◆ SET EXERCISE
Find each line with the string "along" and report it.

=== EXTRACTED RECORDS ===

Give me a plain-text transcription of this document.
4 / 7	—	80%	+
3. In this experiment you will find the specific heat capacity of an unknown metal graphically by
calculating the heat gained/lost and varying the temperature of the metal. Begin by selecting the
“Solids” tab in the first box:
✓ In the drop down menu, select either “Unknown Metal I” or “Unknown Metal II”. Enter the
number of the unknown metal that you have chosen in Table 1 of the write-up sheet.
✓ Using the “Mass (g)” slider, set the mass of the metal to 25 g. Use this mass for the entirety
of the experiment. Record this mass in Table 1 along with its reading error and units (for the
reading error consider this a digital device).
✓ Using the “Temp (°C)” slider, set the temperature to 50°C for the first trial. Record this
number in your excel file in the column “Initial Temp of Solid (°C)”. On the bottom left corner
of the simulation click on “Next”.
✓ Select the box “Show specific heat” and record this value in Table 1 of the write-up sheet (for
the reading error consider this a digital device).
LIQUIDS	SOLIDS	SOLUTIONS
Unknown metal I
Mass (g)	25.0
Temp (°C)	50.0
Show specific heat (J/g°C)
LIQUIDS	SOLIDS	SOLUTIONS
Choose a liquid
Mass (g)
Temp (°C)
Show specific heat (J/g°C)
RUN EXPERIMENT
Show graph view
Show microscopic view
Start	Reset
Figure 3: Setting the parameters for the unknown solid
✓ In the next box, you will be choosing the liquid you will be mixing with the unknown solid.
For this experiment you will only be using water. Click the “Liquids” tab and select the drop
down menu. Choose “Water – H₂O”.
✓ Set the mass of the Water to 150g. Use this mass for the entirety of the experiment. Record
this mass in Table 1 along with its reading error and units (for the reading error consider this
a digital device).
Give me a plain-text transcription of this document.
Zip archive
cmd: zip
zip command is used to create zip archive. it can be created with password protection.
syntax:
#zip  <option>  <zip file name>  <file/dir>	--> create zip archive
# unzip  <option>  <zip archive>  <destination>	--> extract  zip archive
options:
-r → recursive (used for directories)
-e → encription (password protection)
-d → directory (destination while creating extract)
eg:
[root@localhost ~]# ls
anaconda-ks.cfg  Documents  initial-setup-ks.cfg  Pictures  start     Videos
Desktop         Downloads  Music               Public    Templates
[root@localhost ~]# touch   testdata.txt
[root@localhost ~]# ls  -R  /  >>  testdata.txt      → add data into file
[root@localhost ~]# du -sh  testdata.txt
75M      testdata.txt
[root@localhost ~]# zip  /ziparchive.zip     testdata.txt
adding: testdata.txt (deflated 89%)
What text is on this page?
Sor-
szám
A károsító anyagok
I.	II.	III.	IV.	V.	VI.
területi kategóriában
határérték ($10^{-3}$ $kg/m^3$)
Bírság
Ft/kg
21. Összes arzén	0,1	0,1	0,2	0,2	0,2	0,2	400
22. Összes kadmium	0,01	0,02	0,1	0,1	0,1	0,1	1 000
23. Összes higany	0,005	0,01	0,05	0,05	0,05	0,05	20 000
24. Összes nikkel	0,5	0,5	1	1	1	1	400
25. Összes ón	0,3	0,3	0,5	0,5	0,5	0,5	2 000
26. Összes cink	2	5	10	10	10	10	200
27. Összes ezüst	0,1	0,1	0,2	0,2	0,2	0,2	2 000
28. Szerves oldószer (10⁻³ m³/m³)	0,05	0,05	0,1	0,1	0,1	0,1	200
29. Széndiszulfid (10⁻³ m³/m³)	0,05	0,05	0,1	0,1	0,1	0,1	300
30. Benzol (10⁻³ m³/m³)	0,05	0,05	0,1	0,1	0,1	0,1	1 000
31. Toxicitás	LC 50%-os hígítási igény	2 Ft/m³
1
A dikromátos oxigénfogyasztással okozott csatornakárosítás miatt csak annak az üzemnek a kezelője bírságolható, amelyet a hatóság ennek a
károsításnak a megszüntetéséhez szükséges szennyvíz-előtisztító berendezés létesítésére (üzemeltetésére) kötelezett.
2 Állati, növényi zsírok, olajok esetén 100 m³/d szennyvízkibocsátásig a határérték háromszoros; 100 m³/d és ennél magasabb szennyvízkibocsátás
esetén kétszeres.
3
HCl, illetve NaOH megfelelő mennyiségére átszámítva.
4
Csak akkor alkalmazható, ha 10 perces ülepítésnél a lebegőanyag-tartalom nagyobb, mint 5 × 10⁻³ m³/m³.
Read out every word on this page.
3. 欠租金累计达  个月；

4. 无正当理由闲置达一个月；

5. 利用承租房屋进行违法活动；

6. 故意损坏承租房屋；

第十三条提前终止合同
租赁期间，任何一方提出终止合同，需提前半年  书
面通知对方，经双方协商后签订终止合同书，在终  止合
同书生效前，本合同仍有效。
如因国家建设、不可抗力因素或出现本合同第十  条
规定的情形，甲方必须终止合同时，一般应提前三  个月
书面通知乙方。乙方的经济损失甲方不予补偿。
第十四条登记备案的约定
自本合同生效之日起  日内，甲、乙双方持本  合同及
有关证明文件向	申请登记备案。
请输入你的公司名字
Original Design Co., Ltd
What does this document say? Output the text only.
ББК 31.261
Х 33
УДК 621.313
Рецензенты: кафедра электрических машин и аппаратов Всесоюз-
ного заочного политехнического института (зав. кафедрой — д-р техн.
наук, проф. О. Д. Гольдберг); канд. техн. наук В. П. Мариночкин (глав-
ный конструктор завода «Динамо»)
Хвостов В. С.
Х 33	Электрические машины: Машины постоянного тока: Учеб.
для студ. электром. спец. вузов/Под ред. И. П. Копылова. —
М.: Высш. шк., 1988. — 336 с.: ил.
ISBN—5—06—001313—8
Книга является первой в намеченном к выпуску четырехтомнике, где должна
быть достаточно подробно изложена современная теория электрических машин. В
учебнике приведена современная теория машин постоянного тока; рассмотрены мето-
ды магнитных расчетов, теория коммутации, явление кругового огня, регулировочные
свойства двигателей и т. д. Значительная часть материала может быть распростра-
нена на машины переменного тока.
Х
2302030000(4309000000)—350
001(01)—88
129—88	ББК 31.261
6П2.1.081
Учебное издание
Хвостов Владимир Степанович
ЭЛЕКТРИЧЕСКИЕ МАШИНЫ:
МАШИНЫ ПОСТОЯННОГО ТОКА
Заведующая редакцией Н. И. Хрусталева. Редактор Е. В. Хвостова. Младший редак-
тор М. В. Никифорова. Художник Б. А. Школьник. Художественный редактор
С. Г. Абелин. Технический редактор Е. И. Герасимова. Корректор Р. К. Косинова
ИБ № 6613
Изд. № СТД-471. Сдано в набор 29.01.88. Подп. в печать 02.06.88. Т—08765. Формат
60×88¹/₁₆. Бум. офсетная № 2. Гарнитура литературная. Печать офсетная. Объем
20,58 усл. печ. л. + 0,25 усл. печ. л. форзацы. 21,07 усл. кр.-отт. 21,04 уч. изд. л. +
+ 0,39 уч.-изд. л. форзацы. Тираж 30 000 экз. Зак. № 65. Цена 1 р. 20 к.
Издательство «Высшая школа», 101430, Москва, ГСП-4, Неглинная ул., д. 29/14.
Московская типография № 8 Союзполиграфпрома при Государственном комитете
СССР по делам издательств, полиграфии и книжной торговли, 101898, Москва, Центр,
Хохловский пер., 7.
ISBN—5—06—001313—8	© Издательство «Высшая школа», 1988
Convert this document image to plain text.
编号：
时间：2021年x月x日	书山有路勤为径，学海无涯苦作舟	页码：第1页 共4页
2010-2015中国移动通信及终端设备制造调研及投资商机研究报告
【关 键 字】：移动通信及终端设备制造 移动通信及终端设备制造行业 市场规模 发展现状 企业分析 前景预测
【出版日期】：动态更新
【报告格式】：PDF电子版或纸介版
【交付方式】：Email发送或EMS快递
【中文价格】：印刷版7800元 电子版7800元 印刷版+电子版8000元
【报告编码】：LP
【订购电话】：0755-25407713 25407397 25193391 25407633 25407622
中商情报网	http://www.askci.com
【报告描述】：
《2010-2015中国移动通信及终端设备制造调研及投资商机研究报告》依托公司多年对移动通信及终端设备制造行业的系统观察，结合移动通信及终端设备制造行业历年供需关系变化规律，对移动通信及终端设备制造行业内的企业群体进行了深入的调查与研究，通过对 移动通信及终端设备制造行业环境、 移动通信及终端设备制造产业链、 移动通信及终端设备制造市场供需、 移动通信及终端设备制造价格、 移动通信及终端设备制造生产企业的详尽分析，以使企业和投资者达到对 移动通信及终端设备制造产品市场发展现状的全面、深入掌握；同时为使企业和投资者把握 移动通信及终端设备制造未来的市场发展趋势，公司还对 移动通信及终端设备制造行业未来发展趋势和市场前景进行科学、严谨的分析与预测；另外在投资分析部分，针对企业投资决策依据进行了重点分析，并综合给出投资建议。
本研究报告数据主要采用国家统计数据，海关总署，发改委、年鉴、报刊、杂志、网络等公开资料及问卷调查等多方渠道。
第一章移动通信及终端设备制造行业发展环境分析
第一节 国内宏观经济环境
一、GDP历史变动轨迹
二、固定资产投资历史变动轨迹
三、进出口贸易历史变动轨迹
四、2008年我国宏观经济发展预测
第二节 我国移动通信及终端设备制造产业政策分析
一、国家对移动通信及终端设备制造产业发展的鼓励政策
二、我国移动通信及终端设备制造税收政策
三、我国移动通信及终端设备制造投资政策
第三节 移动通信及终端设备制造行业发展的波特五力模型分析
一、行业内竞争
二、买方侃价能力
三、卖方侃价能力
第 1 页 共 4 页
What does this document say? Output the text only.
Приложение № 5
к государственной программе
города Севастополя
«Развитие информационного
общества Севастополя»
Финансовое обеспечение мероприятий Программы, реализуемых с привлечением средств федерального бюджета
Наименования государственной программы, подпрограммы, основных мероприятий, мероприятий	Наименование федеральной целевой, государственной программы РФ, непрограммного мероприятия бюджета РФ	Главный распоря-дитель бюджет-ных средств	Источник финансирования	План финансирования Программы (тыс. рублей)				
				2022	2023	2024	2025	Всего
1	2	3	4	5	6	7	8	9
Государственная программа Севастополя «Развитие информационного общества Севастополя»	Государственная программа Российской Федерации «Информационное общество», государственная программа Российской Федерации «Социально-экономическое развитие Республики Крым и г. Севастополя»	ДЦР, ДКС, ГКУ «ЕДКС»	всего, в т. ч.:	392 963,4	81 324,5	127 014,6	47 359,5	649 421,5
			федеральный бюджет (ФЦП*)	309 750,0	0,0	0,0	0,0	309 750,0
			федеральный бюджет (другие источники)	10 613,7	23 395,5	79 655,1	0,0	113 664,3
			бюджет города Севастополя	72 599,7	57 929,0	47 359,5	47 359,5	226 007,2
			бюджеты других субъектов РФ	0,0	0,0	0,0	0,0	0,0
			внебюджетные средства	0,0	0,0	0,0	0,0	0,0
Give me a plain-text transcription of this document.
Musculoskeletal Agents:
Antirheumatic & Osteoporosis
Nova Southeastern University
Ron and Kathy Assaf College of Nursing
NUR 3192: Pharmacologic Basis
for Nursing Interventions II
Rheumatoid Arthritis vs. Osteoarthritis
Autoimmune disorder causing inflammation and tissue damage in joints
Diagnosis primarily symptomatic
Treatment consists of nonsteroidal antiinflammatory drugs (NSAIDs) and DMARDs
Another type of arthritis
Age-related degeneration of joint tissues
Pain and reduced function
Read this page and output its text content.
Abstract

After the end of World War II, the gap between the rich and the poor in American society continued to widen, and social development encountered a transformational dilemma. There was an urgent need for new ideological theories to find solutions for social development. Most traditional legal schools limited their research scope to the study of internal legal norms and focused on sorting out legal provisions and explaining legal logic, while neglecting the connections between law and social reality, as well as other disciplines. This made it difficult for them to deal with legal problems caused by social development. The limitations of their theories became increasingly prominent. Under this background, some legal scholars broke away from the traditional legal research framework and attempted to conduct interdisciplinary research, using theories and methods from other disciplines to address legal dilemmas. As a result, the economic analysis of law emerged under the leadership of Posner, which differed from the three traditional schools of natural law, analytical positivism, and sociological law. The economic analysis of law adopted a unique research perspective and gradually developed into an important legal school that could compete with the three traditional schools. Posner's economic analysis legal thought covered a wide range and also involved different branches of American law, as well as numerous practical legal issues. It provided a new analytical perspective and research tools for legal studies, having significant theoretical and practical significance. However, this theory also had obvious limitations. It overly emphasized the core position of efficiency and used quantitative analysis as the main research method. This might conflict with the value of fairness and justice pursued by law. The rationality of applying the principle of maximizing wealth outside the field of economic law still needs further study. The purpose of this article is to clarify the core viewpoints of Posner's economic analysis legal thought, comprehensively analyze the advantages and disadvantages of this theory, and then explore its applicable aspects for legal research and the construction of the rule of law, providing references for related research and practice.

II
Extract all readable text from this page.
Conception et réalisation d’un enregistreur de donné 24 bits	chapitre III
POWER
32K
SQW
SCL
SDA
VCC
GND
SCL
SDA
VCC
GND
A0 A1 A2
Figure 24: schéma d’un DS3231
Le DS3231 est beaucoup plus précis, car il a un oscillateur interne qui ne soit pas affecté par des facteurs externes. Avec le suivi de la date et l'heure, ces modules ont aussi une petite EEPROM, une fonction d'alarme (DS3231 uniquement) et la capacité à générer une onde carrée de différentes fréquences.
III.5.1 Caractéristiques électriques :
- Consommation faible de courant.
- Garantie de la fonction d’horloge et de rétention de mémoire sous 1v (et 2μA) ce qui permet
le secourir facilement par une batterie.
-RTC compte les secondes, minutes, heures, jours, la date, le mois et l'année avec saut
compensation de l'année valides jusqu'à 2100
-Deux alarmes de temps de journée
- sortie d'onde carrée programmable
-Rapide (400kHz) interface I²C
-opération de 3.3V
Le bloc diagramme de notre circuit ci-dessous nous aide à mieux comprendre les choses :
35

===

◆ CORRECT RESULT
of the experiment. Record this mass in Table 1 along with its reading error and units (for the
this mass in Table 1 along with its reading error and units (for the reading error consider this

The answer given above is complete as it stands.